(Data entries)
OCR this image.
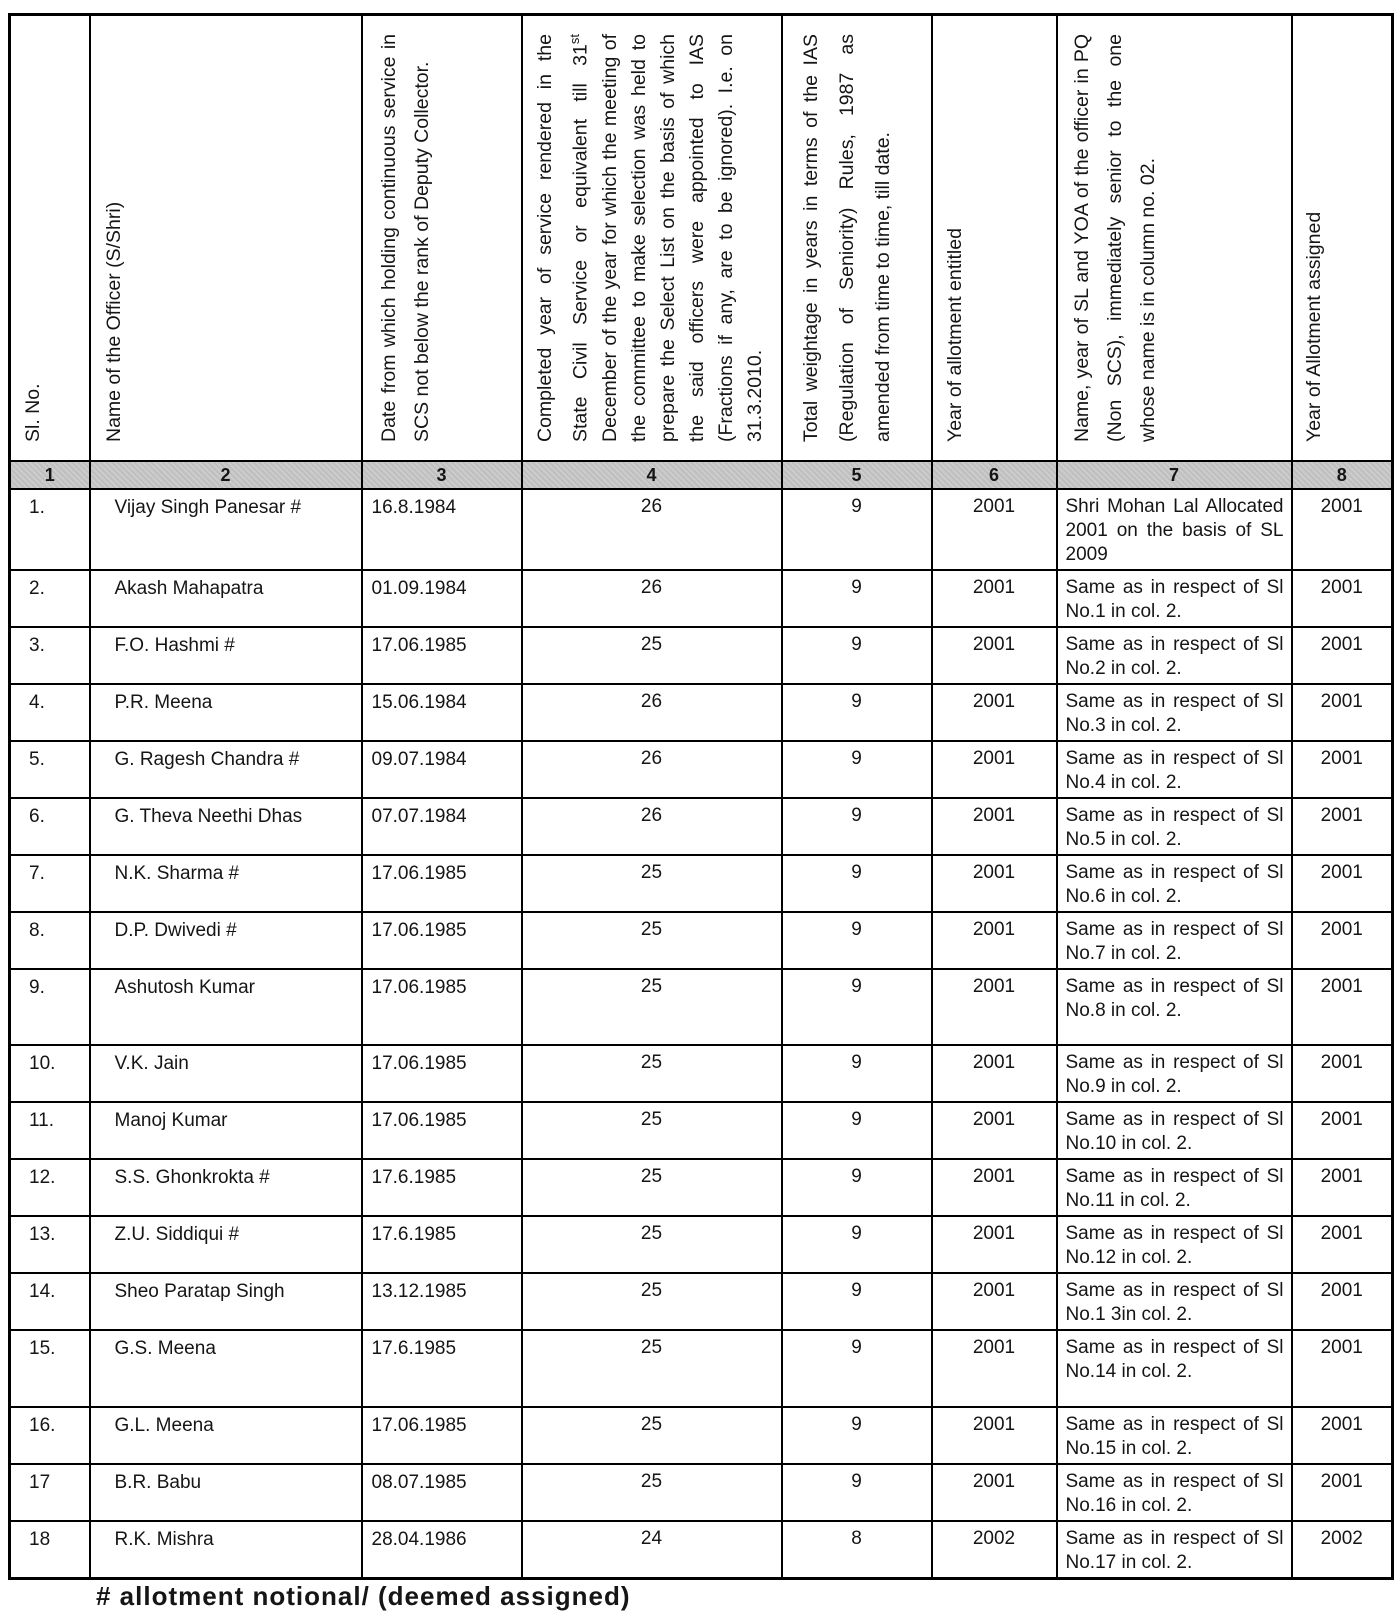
Sl. No.	Name of the Officer (S/Shri)	Date from which holding continuous service in SCS not below the rank of Deputy Collector.	Completed year of service rendered in the State Civil Service or equivalent till 31st December of the year for which the meeting of the committee to make selection was held to prepare the Select List on the basis of which the said officers were appointed to IAS (Fractions if any, are to be ignored). I.e. on 31.3.2010.	Total weightage in years in terms of the IAS (Regulation of Seniority) Rules, 1987 as amended from time to time, till date.	Year of allotment entitled	Name, year of SL and YOA of the officer in PQ (Non SCS), immediately senior to the one whose name is in column no. 02.	Year of Allotment assigned

1	2	3	4	5	6	7	8
1.	Vijay Singh Panesar #	16.8.1984	26	9	2001	Shri Mohan Lal Allocated 2001 on the basis of SL 2009	2001
2.	Akash Mahapatra	01.09.1984	26	9	2001	Same as in respect of Sl No.1 in col. 2.	2001
3.	F.O. Hashmi #	17.06.1985	25	9	2001	Same as in respect of Sl No.2 in col. 2.	2001
4.	P.R. Meena	15.06.1984	26	9	2001	Same as in respect of Sl No.3 in col. 2.	2001
5.	G. Ragesh Chandra #	09.07.1984	26	9	2001	Same as in respect of Sl No.4 in col. 2.	2001
6.	G. Theva Neethi Dhas	07.07.1984	26	9	2001	Same as in respect of Sl No.5 in col. 2.	2001
7.	N.K. Sharma #	17.06.1985	25	9	2001	Same as in respect of Sl No.6 in col. 2.	2001
8.	D.P. Dwivedi #	17.06.1985	25	9	2001	Same as in respect of Sl No.7 in col. 2.	2001
9.	Ashutosh Kumar	17.06.1985	25	9	2001	Same as in respect of Sl No.8 in col. 2.	2001
10.	V.K. Jain	17.06.1985	25	9	2001	Same as in respect of Sl No.9 in col. 2.	2001
11.	Manoj Kumar	17.06.1985	25	9	2001	Same as in respect of Sl No.10 in col. 2.	2001
12.	S.S. Ghonkrokta #	17.6.1985	25	9	2001	Same as in respect of Sl No.11 in col. 2.	2001
13.	Z.U. Siddiqui #	17.6.1985	25	9	2001	Same as in respect of Sl No.12 in col. 2.	2001
14.	Sheo Paratap Singh	13.12.1985	25	9	2001	Same as in respect of Sl No.1 3in col. 2.	2001
15.	G.S. Meena	17.6.1985	25	9	2001	Same as in respect of Sl No.14 in col. 2.	2001
16.	G.L. Meena	17.06.1985	25	9	2001	Same as in respect of Sl No.15 in col. 2.	2001
17	B.R. Babu	08.07.1985	25	9	2001	Same as in respect of Sl No.16 in col. 2.	2001
18	R.K. Mishra	28.04.1986	24	8	2002	Same as in respect of Sl No.17 in col. 2.	2002
# allotment notional/ (deemed assigned)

▸ **PROBLEM**: Look above for every line with the word "Shri" and copy it.

▸ **THE SOLUTION**:
Sl. No.	Name of the Officer (S/Shri)	Date from which holding continuous service in SCS not below the rank of Deputy Collector.	Completed year of service rendered in the State Civil Service or equivalent till 31st December of the year for which the meeting of the committee to make selection was held to prepare the Select List on the basis of which the said officers were appointed to IAS (Fractions if any, are to be ignored). I.e. on 31.3.2010.	Total weightage in years in terms of the IAS (Regulation of Seniority) Rules, 1987 as amended from time to time, till date.	Year of allotment entitled	Name, year of SL and YOA of the officer in PQ (Non SCS), immediately senior to the one whose name is in column no. 02.	Year of Allotment assigned
1.	Vijay Singh Panesar #	16.8.1984	26	9	2001	Shri Mohan Lal Allocated 2001 on the basis of SL 2009	2001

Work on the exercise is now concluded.